# Start of Extracted data

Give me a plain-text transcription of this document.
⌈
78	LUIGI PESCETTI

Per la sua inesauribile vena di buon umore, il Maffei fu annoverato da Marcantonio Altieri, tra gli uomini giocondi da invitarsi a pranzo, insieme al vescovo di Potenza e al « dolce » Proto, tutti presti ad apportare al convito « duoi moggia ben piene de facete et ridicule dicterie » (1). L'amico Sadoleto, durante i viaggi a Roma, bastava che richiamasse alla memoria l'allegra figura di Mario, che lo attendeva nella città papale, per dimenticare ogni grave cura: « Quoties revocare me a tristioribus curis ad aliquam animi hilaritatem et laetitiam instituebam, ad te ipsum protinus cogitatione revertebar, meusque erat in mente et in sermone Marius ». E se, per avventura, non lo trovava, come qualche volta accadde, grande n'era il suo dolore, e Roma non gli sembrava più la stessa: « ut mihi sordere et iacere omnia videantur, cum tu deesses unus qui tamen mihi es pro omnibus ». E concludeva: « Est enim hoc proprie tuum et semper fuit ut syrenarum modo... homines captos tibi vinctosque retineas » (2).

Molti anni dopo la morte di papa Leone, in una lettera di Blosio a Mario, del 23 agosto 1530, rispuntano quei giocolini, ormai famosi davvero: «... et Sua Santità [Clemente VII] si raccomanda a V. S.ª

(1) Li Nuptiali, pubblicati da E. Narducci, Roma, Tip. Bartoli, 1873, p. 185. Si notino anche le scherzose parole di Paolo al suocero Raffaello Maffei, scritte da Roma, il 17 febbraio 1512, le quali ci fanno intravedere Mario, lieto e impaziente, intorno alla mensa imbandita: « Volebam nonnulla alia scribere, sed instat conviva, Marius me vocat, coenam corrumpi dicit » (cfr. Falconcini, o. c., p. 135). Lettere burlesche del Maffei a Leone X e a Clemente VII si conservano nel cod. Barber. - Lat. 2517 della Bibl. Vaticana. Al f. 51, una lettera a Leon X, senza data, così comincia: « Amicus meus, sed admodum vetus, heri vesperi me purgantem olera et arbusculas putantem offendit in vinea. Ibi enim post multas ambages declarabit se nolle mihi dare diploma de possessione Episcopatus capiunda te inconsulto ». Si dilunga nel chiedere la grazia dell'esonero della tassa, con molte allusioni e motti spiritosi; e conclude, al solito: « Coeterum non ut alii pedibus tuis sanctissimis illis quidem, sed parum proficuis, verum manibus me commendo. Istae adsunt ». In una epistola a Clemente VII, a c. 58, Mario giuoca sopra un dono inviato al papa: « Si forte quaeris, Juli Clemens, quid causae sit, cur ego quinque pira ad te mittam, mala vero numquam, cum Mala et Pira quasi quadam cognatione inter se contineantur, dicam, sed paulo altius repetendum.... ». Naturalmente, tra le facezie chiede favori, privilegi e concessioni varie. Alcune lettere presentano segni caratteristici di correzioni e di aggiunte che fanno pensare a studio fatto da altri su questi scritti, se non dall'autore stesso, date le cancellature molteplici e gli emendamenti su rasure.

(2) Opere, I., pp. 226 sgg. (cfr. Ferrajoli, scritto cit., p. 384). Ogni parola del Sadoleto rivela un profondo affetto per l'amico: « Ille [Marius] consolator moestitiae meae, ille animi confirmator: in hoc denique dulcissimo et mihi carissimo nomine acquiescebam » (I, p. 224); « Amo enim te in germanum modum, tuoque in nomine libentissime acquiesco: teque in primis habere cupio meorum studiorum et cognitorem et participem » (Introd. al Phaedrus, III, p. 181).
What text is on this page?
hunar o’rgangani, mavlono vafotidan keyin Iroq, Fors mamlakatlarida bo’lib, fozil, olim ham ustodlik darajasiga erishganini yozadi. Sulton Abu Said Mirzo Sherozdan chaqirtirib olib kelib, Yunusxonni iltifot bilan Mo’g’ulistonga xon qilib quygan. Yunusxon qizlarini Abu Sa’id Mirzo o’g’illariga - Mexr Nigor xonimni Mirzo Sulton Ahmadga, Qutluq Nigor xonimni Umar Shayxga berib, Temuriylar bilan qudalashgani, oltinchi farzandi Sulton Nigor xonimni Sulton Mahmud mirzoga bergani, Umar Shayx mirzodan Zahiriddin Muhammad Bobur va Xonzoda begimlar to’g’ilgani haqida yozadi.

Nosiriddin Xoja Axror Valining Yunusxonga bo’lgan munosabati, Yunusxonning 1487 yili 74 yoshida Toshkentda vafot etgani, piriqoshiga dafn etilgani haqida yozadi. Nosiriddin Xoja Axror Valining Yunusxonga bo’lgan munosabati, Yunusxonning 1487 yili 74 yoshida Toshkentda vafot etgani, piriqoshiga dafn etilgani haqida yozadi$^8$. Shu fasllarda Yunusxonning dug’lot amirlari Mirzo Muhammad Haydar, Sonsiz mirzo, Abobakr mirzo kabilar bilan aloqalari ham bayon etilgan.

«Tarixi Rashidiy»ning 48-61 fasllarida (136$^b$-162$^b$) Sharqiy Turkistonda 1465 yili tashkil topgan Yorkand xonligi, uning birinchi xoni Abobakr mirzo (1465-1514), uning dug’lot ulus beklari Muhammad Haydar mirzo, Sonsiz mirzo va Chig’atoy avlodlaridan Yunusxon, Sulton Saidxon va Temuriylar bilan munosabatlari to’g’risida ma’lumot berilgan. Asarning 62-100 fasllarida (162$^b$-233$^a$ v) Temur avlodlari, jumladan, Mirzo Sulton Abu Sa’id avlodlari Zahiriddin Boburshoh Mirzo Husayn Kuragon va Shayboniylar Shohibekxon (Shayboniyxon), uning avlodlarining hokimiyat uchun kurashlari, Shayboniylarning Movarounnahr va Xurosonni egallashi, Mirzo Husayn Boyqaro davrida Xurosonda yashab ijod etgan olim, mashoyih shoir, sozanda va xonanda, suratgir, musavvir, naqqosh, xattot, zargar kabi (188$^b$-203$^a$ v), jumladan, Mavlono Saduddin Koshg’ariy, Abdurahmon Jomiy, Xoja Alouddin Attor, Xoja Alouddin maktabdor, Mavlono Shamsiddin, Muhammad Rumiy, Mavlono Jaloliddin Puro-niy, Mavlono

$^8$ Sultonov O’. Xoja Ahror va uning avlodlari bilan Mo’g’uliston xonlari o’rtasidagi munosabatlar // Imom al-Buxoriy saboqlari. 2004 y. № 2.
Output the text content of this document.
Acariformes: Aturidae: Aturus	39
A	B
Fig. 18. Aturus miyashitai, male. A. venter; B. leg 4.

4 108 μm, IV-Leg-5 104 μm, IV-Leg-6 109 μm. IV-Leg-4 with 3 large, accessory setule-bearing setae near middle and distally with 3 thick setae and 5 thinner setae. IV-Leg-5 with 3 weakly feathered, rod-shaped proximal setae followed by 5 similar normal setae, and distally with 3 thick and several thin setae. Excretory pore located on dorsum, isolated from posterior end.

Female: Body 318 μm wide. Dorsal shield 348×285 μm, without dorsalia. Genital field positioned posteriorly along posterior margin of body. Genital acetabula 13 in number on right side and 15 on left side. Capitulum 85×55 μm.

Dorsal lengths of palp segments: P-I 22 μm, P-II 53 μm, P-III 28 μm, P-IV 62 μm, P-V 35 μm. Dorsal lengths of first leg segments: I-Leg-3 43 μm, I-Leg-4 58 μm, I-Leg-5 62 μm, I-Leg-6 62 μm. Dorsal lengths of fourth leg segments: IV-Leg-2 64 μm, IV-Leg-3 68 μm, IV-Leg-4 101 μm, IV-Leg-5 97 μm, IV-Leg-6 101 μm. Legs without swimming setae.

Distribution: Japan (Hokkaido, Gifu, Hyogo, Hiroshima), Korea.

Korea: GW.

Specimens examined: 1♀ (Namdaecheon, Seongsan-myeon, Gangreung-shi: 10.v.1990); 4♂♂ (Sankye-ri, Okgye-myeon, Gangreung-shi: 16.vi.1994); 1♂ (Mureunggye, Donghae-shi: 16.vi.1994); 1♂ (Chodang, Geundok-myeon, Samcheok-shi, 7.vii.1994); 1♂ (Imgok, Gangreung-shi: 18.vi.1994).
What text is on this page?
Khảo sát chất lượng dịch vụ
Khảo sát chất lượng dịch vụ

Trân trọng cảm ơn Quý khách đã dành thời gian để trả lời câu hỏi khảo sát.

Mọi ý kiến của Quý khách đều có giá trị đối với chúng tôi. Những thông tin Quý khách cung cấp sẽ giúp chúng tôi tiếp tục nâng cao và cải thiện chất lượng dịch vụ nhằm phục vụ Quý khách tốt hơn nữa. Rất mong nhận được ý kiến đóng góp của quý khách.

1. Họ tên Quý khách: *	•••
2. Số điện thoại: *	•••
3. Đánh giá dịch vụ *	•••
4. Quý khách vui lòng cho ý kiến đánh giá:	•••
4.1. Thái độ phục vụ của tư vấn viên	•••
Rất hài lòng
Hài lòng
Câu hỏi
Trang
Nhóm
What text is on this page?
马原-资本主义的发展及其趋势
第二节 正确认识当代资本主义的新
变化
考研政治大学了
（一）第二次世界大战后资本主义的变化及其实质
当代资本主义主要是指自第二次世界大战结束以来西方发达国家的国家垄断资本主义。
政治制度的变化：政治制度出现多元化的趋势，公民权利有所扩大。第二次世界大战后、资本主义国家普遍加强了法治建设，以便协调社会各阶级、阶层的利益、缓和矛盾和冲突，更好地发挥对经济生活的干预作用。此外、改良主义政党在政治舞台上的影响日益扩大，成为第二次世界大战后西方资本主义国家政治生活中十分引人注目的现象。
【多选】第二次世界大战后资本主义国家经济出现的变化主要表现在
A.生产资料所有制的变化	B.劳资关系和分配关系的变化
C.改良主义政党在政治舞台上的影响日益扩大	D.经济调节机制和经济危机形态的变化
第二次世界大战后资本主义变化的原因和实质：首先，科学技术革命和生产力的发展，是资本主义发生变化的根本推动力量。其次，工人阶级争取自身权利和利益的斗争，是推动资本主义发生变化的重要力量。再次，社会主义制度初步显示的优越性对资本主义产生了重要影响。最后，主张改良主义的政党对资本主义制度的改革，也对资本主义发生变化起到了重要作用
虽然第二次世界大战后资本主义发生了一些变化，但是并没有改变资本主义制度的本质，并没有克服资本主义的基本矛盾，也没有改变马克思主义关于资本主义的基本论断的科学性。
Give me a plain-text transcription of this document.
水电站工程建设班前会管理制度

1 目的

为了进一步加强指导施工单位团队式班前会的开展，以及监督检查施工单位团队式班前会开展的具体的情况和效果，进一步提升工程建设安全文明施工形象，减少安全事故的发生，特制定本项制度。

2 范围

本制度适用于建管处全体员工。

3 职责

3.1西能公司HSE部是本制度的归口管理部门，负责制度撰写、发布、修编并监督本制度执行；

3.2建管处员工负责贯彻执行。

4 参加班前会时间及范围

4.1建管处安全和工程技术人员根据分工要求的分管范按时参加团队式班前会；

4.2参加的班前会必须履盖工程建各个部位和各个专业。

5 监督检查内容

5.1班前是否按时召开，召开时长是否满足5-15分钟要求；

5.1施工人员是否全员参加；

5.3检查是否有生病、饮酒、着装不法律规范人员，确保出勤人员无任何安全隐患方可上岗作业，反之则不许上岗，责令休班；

# End of Extracted data

• **Directions for this task**
Read the entries and show each line that mentions "uning".

• **Correct result**
«Tarixi Rashidiy»ning 48-61 fasllarida (136$^b$-162$^b$) Sharqiy Turkistonda 1465 yili tashkil topgan Yorkand xonligi, uning birinchi xoni Abobakr mirzo (1465-1514), uning dug’lot ulus beklari Muhammad Haydar mirzo, Sonsiz mirzo va Chig’atoy avlodlaridan Yunusxon, Sulton Saidxon va Temuriylar bilan munosabatlari to’g’risida ma’lumot berilgan. Asarning 62-100 fasllarida (162$^b$-233$^a$ v) Temur avlodlari, jumladan, Mirzo Sulton Abu Sa’id avlodlari Zahiriddin Boburshoh Mirzo Husayn Kuragon va Shayboniylar Shohibekxon (Shayboniyxon), uning avlodlarining hokimiyat uchun kurashlari, Shayboniylarning Movarounnahr va Xurosonni egallashi, Mirzo Husayn Boyqaro davrida Xurosonda yashab ijod etgan olim, mashoyih shoir, sozanda va xonanda, suratgir, musavvir, naqqosh, xattot, zargar kabi (188$^b$-203$^a$ v), jumladan, Mavlono Saduddin Koshg’ariy, Abdurahmon Jomiy, Xoja Alouddin Attor, Xoja Alouddin maktabdor, Mavlono Shamsiddin, Muhammad Rumiy, Mavlono Jaloliddin Puro-niy, Mavlono
$^8$ Sultonov O’. Xoja Ahror va uning avlodlari bilan Mo’g’uliston xonlari o’rtasidagi munosabatlar // Imom al-Buxoriy saboqlari. 2004 y. № 2.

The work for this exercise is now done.